--- WHAT IS BEING ASKED ---
Keep the pictures out of the copy and print all the entries below exactly.

****************

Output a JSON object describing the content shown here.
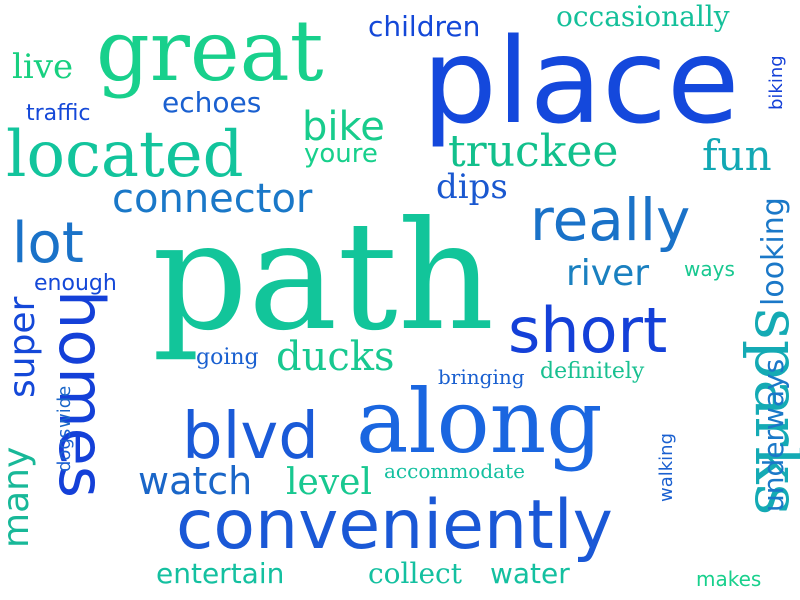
{
  "word_cloud": {
    "words": [
      {
        "text": "path",
        "color": "#12c59a"
      },
      {
        "text": "place",
        "color": "#1448dc"
      },
      {
        "text": "great",
        "color": "#18d08c"
      },
      {
        "text": "along",
        "color": "#1a66e0"
      },
      {
        "text": "conveniently",
        "color": "#1a58d6"
      },
      {
        "text": "located",
        "color": "#12c49c"
      },
      {
        "text": "blvd",
        "color": "#1a5ad8"
      },
      {
        "text": "sparks",
        "color": "#14aab4"
      },
      {
        "text": "short",
        "color": "#1440d8"
      },
      {
        "text": "homes",
        "color": "#1440d8"
      },
      {
        "text": "really",
        "color": "#1a72c8"
      },
      {
        "text": "lot",
        "color": "#1a72c8"
      },
      {
        "text": "truckee",
        "color": "#12c08c"
      },
      {
        "text": "connector",
        "color": "#1a78c8"
      },
      {
        "text": "watch",
        "color": "#1a66c8"
      },
      {
        "text": "fun",
        "color": "#12a8b4"
      },
      {
        "text": "bike",
        "color": "#18cc8c"
      },
      {
        "text": "river",
        "color": "#1a80c0"
      },
      {
        "text": "ducks",
        "color": "#18c890"
      },
      {
        "text": "level",
        "color": "#18c890"
      },
      {
        "text": "dips",
        "color": "#1a58d0"
      },
      {
        "text": "live",
        "color": "#18d080"
      },
      {
        "text": "children",
        "color": "#1448d8"
      },
      {
        "text": "echoes",
        "color": "#1a60d0"
      },
      {
        "text": "youre",
        "color": "#18d08c"
      },
      {
        "text": "occasionally",
        "color": "#14c09a"
      },
      {
        "text": "entertain",
        "color": "#14c0a0"
      },
      {
        "text": "collect",
        "color": "#14c0a0"
      },
      {
        "text": "water",
        "color": "#14c0a0"
      },
      {
        "text": "super",
        "color": "#1448d8"
      },
      {
        "text": "many",
        "color": "#18b898"
      },
      {
        "text": "looking",
        "color": "#1a78c8"
      },
      {
        "text": "underways",
        "color": "#1a78c8"
      },
      {
        "text": "traffic",
        "color": "#1448d8"
      },
      {
        "text": "enough",
        "color": "#1448d8"
      },
      {
        "text": "going",
        "color": "#1a60d0"
      },
      {
        "text": "bringing",
        "color": "#1a60d0"
      },
      {
        "text": "definitely",
        "color": "#18c090"
      },
      {
        "text": "accommodate",
        "color": "#14c0a0"
      },
      {
        "text": "ways",
        "color": "#18c890"
      },
      {
        "text": "biking",
        "color": "#1440d8"
      },
      {
        "text": "walking",
        "color": "#1a60d0"
      },
      {
        "text": "dogs",
        "color": "#1a60d0"
      },
      {
        "text": "wide",
        "color": "#1a66c8"
      },
      {
        "text": "makes",
        "color": "#18d08c"
      }
    ]
  }
}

****************

--- CORRECT ANSWER ---
Output a JSON object describing the content shown here.
{
  "word_cloud": {
    "words": [
      {
        "text": "path",
        "color": "#12c59a"
      },
      {
        "text": "place",
        "color": "#1448dc"
      },
      {
        "text": "great",
        "color": "#18d08c"
      },
      {
        "text": "along",
        "color": "#1a66e0"
      },
      {
        "text": "conveniently",
        "color": "#1a58d6"
      },
      {
        "text": "located",
        "color": "#12c49c"
      },
      {
        "text": "blvd",
        "color": "#1a5ad8"
      },
      {
        "text": "sparks",
        "color": "#14aab4"
      },
      {
        "text": "short",
        "color": "#1440d8"
      },
      {
        "text": "homes",
        "color": "#1440d8"
      },
      {
        "text": "really",
        "color": "#1a72c8"
      },
      {
        "text": "lot",
        "color": "#1a72c8"
      },
      {
        "text": "truckee",
        "color": "#12c08c"
      },
      {
        "text": "connector",
        "color": "#1a78c8"
      },
      {
        "text": "watch",
        "color": "#1a66c8"
      },
      {
        "text": "fun",
        "color": "#12a8b4"
      },
      {
        "text": "bike",
        "color": "#18cc8c"
      },
      {
        "text": "river",
        "color": "#1a80c0"
      },
      {
        "text": "ducks",
        "color": "#18c890"
      },
      {
        "text": "level",
        "color": "#18c890"
      },
      {
        "text": "dips",
        "color": "#1a58d0"
      },
      {
        "text": "live",
        "color": "#18d080"
      },
      {
        "text": "children",
        "color": "#1448d8"
      },
      {
        "text": "echoes",
        "color": "#1a60d0"
      },
      {
        "text": "youre",
        "color": "#18d08c"
      },
      {
        "text": "occasionally",
        "color": "#14c09a"
      },
      {
        "text": "entertain",
        "color": "#14c0a0"
      },
      {
        "text": "collect",
        "color": "#14c0a0"
      },
      {
        "text": "water",
        "color": "#14c0a0"
      },
      {
        "text": "super",
        "color": "#1448d8"
      },
      {
        "text": "many",
        "color": "#18b898"
      },
      {
        "text": "looking",
        "color": "#1a78c8"
      },
      {
        "text": "underways",
        "color": "#1a78c8"
      },
      {
        "text": "traffic",
        "color": "#1448d8"
      },
      {
        "text": "enough",
        "color": "#1448d8"
      },
      {
        "text": "going",
        "color": "#1a60d0"
      },
      {
        "text": "bringing",
        "color": "#1a60d0"
      },
      {
        "text": "definitely",
        "color": "#18c090"
      },
      {
        "text": "accommodate",
        "color": "#14c0a0"
      },
      {
        "text": "ways",
        "color": "#18c890"
      },
      {
        "text": "biking",
        "color": "#1440d8"
      },
      {
        "text": "walking",
        "color": "#1a60d0"
      },
      {
        "text": "dogs",
        "color": "#1a60d0"
      },
      {
        "text": "wide",
        "color": "#1a66c8"
      },
      {
        "text": "makes",
        "color": "#18d08c"
      }
    ]
  }
}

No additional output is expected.